§ WHAT YOU WILL DO
Count the lines that include the string "Real", and give only that number.

(Stored entries)

= = = = =

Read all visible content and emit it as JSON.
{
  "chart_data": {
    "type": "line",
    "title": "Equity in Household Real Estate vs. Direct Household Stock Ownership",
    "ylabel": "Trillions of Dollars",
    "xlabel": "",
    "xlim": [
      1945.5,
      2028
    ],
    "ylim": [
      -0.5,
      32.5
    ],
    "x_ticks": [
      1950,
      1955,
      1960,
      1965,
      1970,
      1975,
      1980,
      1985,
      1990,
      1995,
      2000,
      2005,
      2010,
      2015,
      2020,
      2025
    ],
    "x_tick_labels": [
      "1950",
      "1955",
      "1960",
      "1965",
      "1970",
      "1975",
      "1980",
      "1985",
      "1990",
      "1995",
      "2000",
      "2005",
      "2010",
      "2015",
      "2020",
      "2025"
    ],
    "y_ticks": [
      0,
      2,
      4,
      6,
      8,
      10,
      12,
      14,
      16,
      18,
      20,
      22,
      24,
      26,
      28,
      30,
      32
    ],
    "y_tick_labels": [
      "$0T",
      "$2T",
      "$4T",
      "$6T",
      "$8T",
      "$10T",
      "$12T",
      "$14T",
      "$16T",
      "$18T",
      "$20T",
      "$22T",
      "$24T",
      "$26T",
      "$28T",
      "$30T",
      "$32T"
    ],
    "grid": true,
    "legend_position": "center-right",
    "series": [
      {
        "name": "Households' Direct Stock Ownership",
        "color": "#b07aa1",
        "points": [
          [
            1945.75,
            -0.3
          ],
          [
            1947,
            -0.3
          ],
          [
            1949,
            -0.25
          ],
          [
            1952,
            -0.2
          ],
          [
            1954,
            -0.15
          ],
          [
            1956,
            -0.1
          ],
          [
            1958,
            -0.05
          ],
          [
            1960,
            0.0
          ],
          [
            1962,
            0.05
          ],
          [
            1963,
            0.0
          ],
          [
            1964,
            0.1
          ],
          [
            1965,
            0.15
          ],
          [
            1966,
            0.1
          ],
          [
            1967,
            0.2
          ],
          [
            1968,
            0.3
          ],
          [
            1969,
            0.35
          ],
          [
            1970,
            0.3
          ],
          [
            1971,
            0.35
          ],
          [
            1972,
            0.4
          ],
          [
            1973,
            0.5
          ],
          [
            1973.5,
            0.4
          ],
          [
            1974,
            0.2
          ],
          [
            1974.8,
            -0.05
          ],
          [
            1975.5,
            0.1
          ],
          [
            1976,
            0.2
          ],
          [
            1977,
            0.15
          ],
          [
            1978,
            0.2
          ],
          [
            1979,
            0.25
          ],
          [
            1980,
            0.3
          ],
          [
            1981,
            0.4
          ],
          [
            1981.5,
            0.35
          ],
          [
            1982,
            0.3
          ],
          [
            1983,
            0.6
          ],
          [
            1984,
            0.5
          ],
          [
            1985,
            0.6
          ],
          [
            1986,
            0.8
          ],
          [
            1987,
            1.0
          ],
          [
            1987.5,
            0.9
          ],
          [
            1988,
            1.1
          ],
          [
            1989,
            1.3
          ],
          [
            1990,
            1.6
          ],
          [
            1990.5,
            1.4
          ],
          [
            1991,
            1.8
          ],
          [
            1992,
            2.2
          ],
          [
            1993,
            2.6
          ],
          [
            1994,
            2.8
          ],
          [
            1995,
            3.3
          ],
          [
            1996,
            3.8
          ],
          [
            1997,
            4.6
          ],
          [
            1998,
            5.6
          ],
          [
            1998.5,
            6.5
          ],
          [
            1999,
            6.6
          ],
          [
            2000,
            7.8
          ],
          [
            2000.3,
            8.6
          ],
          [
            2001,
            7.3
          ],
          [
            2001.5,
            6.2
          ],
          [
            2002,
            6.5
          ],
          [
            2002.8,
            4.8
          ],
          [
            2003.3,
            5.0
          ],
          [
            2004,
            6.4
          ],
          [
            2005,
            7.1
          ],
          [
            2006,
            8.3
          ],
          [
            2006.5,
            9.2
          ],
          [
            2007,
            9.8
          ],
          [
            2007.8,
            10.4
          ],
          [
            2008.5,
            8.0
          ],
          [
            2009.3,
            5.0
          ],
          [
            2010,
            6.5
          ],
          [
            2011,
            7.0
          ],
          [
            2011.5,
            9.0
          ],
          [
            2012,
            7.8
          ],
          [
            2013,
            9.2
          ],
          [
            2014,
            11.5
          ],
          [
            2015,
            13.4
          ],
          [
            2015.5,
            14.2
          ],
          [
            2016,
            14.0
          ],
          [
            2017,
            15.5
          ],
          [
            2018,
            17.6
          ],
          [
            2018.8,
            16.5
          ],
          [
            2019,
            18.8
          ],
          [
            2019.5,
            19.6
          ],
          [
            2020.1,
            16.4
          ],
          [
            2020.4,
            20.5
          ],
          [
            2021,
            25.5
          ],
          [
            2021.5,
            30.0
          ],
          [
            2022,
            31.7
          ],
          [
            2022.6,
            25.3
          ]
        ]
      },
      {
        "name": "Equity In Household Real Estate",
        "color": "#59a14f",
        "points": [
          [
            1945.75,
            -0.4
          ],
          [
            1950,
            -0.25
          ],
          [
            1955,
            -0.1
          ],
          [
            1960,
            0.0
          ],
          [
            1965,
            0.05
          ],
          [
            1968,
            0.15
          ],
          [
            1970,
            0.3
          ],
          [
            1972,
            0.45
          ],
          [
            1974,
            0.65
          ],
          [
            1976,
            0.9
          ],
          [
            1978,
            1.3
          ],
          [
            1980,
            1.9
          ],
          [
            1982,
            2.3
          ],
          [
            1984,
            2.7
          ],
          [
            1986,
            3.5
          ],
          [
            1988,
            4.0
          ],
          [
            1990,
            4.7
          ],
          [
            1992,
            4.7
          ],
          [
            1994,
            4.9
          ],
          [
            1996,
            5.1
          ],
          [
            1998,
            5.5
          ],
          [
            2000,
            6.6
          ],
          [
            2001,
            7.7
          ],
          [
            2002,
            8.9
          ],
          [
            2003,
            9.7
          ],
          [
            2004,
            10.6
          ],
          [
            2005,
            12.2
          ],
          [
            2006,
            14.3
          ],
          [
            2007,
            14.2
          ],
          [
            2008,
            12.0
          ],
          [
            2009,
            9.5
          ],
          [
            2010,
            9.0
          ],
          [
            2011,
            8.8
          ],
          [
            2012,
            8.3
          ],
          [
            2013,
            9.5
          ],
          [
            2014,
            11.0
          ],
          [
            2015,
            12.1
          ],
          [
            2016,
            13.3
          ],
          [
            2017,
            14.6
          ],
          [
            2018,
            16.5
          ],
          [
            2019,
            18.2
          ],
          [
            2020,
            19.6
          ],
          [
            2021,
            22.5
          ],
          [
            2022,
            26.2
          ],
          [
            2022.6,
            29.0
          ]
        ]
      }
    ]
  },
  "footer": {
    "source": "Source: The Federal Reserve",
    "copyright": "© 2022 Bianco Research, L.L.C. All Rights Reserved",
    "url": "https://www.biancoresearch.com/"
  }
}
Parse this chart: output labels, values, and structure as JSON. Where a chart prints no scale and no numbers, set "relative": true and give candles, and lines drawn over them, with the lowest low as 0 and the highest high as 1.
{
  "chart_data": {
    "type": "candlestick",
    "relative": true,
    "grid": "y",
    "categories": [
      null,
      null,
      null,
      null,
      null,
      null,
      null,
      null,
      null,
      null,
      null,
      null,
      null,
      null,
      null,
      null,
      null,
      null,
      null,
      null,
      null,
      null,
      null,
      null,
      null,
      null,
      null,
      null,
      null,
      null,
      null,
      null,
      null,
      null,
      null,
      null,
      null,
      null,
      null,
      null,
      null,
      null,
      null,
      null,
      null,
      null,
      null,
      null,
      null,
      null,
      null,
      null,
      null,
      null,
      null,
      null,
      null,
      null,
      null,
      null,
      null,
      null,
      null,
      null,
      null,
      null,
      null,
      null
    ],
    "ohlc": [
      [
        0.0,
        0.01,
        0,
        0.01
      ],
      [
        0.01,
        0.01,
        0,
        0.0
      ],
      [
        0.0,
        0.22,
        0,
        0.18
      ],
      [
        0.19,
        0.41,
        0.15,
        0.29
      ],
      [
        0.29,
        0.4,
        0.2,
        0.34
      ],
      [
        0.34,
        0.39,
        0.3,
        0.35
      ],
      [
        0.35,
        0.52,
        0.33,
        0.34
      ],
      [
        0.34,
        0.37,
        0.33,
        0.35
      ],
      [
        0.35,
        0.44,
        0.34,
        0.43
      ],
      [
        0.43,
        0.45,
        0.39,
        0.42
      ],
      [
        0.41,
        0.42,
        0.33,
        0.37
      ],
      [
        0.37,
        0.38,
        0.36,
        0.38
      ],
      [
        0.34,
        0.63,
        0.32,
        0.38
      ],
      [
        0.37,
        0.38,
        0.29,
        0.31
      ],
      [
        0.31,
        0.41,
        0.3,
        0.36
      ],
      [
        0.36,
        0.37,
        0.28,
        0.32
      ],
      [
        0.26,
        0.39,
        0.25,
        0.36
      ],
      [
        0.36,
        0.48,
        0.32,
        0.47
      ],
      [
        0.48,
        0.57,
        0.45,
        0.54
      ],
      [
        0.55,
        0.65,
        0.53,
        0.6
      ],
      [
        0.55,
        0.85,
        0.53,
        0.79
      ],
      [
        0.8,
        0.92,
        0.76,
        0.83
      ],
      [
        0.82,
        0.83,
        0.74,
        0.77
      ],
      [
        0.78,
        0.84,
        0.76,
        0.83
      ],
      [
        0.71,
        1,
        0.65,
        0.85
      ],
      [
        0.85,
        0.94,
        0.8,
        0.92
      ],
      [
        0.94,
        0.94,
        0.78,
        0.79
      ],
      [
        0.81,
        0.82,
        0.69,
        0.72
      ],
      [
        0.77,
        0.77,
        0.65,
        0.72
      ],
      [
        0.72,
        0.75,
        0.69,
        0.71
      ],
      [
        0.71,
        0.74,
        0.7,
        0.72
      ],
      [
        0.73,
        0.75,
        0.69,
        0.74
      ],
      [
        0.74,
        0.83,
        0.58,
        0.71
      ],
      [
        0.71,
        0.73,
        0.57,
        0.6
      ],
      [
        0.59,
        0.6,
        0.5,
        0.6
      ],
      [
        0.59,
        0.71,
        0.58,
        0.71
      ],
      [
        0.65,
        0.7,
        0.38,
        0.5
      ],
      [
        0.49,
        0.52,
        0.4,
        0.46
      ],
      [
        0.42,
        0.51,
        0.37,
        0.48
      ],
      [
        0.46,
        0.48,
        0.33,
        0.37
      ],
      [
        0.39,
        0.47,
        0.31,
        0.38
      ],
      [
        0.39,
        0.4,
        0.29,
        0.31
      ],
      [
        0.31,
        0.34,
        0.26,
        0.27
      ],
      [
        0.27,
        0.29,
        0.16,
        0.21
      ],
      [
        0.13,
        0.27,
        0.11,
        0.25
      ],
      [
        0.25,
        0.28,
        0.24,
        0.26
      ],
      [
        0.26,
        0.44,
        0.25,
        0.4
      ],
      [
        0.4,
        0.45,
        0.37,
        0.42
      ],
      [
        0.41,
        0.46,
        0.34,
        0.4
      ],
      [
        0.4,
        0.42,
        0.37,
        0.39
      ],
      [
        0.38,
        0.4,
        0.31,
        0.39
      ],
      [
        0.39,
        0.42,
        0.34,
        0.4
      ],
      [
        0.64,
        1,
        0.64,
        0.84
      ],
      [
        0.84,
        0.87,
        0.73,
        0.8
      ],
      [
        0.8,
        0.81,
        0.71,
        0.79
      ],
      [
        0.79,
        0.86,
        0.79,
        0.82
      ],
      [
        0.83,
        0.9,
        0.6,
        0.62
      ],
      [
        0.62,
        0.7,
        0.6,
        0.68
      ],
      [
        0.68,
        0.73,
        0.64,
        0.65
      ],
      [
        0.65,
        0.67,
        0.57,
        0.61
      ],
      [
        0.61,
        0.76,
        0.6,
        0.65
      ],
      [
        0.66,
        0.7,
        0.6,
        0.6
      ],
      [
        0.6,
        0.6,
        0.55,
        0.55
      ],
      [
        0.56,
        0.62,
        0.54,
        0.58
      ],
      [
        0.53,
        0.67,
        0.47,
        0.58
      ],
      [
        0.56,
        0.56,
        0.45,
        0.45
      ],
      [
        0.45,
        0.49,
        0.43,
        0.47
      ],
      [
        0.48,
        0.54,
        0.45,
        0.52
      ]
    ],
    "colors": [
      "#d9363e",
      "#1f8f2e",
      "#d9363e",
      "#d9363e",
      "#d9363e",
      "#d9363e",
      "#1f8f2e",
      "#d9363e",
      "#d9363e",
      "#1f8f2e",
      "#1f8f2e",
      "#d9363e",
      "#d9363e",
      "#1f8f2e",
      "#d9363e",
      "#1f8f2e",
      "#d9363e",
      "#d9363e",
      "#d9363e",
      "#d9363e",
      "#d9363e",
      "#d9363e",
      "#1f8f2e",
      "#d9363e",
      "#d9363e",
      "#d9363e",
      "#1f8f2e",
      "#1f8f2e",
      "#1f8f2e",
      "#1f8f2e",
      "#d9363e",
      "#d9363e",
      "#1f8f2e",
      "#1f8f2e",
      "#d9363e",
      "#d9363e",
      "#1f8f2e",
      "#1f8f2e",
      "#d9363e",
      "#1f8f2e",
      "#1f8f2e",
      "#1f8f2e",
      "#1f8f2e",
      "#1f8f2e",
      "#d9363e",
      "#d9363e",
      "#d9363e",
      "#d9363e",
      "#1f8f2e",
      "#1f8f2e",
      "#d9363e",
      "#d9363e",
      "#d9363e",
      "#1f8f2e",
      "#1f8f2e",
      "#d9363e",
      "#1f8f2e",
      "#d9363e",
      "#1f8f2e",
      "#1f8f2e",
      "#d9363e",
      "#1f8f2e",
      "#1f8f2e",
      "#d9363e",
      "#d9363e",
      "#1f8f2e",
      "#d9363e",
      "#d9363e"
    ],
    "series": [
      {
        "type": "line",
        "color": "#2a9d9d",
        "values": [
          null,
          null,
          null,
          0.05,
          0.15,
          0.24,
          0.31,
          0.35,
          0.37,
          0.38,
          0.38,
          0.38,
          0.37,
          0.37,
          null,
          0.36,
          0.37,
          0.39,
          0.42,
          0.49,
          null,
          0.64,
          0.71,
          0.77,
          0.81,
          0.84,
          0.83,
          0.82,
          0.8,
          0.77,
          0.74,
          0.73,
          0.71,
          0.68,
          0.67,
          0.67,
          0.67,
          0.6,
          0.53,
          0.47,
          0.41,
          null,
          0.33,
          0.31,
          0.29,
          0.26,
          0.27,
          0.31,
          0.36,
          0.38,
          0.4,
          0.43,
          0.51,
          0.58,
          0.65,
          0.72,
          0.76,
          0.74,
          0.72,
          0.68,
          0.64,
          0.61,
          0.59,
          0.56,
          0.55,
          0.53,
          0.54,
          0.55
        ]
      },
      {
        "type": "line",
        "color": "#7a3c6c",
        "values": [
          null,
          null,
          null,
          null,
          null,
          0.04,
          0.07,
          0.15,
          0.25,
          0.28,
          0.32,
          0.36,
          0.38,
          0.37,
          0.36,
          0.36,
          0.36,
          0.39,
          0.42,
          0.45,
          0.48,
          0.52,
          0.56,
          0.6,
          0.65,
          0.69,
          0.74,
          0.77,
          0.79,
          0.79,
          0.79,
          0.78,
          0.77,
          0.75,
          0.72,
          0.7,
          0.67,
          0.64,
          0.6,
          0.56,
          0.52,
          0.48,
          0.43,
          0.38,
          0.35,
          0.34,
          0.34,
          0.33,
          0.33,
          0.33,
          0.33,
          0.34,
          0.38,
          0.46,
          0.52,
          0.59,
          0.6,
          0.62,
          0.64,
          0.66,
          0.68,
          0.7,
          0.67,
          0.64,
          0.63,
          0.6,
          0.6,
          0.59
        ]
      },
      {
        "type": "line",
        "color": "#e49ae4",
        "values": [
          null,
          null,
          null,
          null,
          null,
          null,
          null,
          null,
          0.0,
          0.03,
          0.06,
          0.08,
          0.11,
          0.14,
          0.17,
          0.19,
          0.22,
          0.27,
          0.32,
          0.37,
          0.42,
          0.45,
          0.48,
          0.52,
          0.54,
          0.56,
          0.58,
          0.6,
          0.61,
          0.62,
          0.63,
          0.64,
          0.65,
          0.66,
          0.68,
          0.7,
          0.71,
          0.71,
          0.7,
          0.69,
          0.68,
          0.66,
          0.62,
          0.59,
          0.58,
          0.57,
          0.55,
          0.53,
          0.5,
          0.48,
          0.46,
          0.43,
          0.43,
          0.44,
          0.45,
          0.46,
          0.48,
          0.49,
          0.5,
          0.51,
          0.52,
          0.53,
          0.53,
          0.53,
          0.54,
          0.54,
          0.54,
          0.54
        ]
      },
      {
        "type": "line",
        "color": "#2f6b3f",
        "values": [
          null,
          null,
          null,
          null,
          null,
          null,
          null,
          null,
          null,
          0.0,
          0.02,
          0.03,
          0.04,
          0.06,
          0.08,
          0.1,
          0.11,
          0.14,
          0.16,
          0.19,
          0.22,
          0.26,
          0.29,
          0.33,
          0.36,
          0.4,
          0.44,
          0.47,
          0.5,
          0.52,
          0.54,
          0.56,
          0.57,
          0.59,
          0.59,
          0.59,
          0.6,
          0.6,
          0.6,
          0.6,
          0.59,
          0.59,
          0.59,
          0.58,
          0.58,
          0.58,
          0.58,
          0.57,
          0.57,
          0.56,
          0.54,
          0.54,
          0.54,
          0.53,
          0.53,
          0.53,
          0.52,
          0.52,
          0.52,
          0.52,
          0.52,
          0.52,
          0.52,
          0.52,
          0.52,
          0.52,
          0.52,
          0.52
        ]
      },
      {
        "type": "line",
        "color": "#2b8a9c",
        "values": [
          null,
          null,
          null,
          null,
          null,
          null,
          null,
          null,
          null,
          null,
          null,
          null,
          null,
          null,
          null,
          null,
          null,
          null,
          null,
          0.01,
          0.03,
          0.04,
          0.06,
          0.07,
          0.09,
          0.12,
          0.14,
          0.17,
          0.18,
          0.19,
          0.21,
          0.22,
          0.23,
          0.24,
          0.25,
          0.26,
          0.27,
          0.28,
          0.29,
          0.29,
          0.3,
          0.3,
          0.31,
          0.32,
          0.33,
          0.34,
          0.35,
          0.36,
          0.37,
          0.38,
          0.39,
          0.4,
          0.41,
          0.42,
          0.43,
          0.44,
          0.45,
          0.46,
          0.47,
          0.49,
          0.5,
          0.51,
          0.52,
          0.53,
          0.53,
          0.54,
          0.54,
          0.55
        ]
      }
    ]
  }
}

= = = = =

§ FINAL RESULT
2